=== To do ===
In the records below, find the line containing "Convert this document image to plain text."; copy exactly that line and all lines after it to the end, and nothing else.
::: Task material :::
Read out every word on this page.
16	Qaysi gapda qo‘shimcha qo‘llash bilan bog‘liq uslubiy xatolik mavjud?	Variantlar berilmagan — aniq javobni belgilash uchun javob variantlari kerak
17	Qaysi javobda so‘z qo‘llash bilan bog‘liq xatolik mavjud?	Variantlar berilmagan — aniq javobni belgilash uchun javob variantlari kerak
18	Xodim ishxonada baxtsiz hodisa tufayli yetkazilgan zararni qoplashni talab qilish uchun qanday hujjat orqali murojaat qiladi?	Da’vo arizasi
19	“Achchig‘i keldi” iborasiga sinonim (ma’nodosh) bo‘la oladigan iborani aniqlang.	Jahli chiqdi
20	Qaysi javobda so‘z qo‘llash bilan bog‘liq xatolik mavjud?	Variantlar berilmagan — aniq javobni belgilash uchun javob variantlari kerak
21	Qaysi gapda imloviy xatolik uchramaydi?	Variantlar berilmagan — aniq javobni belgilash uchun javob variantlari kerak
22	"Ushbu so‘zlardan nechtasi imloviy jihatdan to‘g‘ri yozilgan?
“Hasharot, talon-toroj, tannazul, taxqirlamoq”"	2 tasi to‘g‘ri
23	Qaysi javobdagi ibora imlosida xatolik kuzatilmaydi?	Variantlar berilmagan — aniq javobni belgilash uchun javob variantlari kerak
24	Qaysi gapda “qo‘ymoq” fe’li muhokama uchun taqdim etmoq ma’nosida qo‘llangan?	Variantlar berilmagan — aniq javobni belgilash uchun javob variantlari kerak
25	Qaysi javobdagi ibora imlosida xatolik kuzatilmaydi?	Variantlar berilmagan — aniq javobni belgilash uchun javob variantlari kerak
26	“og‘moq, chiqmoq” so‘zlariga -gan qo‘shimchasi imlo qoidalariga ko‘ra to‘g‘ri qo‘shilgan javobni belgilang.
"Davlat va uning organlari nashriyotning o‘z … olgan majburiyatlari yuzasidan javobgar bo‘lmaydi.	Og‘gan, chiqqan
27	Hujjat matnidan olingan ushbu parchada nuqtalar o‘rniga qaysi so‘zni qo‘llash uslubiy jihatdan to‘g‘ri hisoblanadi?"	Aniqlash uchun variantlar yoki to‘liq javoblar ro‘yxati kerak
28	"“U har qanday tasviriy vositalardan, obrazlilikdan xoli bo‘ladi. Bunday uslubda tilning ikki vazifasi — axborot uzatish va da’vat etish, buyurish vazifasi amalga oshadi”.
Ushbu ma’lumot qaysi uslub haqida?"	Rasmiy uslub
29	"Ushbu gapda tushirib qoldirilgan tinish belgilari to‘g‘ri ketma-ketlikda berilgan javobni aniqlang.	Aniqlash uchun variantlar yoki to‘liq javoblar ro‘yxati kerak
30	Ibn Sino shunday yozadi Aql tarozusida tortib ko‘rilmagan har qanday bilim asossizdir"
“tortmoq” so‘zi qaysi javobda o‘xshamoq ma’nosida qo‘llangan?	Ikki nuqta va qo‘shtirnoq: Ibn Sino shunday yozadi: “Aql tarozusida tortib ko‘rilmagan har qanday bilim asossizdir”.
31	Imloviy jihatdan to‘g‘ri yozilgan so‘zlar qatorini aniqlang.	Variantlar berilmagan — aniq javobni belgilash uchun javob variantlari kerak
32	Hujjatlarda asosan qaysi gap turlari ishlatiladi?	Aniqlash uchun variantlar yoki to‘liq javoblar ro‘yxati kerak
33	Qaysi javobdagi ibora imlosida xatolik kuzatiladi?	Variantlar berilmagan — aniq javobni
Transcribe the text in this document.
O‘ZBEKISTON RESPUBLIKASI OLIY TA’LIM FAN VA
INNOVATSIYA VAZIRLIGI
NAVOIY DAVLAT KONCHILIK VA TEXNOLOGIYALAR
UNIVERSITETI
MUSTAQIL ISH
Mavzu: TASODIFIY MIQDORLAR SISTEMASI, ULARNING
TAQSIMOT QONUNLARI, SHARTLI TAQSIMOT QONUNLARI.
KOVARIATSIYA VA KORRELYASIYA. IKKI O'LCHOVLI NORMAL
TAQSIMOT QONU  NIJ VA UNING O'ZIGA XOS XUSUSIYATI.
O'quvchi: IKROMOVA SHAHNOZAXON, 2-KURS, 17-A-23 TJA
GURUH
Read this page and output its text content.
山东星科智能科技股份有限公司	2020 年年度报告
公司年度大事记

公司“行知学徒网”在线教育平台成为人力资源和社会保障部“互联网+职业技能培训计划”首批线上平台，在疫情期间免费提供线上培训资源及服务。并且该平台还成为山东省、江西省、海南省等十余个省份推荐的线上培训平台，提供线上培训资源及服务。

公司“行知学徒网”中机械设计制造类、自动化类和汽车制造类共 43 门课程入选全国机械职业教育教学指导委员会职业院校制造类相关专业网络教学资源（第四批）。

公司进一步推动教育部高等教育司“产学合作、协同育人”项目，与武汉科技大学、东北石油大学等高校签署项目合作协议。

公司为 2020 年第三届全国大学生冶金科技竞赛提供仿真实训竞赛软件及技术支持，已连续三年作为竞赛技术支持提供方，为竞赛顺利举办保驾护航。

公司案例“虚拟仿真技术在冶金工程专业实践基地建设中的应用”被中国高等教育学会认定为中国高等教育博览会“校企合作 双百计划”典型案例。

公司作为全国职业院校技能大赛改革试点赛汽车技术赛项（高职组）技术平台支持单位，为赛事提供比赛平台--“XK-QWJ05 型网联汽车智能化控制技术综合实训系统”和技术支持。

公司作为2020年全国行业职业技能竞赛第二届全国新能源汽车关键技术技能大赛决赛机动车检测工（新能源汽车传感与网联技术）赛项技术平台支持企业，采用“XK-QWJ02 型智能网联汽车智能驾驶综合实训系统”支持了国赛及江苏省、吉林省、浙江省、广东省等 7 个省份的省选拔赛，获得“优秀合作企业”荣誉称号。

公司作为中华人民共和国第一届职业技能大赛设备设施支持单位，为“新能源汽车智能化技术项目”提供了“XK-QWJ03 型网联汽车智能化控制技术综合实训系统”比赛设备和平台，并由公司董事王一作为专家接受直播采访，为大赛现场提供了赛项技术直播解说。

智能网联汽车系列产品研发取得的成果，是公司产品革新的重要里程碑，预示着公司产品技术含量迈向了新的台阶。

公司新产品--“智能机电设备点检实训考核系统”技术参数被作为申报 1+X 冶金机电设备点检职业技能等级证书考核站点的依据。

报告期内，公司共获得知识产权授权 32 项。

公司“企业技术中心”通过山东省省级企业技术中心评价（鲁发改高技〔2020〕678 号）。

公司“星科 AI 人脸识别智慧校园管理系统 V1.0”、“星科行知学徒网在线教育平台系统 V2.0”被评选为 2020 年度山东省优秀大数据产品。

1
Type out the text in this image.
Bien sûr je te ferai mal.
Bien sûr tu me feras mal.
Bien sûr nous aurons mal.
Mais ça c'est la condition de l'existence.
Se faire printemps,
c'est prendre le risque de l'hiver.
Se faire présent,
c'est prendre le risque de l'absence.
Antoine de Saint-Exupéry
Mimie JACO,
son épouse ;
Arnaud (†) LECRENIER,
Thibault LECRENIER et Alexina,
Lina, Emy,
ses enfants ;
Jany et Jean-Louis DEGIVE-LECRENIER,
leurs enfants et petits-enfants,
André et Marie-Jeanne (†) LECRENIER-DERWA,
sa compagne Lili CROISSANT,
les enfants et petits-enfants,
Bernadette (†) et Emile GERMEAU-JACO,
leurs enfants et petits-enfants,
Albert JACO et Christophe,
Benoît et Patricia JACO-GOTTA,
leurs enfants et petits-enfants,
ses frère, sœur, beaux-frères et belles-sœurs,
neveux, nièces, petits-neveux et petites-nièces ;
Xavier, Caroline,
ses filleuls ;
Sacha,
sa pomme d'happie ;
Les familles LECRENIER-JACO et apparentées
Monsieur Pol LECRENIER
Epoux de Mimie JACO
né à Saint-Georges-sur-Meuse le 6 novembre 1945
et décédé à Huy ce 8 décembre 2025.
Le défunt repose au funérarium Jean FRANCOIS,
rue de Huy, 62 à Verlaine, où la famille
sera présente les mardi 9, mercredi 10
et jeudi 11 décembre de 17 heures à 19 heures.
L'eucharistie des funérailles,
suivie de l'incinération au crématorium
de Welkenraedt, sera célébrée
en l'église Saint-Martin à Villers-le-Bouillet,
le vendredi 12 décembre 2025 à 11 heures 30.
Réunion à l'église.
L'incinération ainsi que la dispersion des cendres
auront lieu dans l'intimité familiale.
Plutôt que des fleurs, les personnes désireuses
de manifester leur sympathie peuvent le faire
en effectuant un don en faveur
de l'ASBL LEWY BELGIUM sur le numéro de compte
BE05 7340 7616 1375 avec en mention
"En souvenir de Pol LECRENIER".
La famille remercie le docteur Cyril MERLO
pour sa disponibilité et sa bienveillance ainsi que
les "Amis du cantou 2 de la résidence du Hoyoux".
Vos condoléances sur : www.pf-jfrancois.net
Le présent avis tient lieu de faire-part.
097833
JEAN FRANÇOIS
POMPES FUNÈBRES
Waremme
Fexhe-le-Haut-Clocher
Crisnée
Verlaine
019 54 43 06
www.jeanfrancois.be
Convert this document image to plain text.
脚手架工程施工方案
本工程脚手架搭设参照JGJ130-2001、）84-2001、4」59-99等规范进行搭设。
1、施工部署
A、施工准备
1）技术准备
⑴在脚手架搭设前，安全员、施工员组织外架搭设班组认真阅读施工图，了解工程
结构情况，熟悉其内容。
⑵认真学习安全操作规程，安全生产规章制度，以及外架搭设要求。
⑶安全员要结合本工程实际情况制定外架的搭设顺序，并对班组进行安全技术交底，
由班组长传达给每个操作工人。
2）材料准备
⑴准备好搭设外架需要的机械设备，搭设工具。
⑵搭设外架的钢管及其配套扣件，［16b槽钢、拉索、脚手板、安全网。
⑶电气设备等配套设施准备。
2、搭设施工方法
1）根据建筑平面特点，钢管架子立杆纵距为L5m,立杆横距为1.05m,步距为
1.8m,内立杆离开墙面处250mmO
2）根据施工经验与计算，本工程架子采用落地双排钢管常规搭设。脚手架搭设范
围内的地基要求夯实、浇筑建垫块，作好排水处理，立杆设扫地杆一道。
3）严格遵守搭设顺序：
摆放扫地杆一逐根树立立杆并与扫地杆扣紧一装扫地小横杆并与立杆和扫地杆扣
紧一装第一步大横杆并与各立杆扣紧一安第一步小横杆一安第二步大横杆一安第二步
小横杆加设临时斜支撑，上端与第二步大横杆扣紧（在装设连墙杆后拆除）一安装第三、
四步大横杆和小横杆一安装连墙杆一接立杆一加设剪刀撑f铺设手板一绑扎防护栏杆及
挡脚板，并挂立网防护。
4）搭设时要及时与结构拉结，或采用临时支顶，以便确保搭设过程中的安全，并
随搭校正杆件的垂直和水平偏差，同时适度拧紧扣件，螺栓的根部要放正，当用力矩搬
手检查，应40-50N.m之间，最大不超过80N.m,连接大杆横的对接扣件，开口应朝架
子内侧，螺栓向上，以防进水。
:::
=== Written solution ===
Convert this document image to plain text.
脚手架工程施工方案
本工程脚手架搭设参照JGJ130-2001、）84-2001、4」59-99等规范进行搭设。
1、施工部署
A、施工准备
1）技术准备
⑴在脚手架搭设前，安全员、施工员组织外架搭设班组认真阅读施工图，了解工程
结构情况，熟悉其内容。
⑵认真学习安全操作规程，安全生产规章制度，以及外架搭设要求。
⑶安全员要结合本工程实际情况制定外架的搭设顺序，并对班组进行安全技术交底，
由班组长传达给每个操作工人。
2）材料准备
⑴准备好搭设外架需要的机械设备，搭设工具。
⑵搭设外架的钢管及其配套扣件，［16b槽钢、拉索、脚手板、安全网。
⑶电气设备等配套设施准备。
2、搭设施工方法
1）根据建筑平面特点，钢管架子立杆纵距为L5m,立杆横距为1.05m,步距为
1.8m,内立杆离开墙面处250mmO
2）根据施工经验与计算，本工程架子采用落地双排钢管常规搭设。脚手架搭设范
围内的地基要求夯实、浇筑建垫块，作好排水处理，立杆设扫地杆一道。
3）严格遵守搭设顺序：
摆放扫地杆一逐根树立立杆并与扫地杆扣紧一装扫地小横杆并与立杆和扫地杆扣
紧一装第一步大横杆并与各立杆扣紧一安第一步小横杆一安第二步大横杆一安第二步
小横杆加设临时斜支撑，上端与第二步大横杆扣紧（在装设连墙杆后拆除）一安装第三、
四步大横杆和小横杆一安装连墙杆一接立杆一加设剪刀撑f铺设手板一绑扎防护栏杆及
挡脚板，并挂立网防护。
4）搭设时要及时与结构拉结，或采用临时支顶，以便确保搭设过程中的安全，并
随搭校正杆件的垂直和水平偏差，同时适度拧紧扣件，螺栓的根部要放正，当用力矩搬
手检查，应40-50N.m之间，最大不超过80N.m,连接大杆横的对接扣件，开口应朝架
子内侧，螺栓向上，以防进水。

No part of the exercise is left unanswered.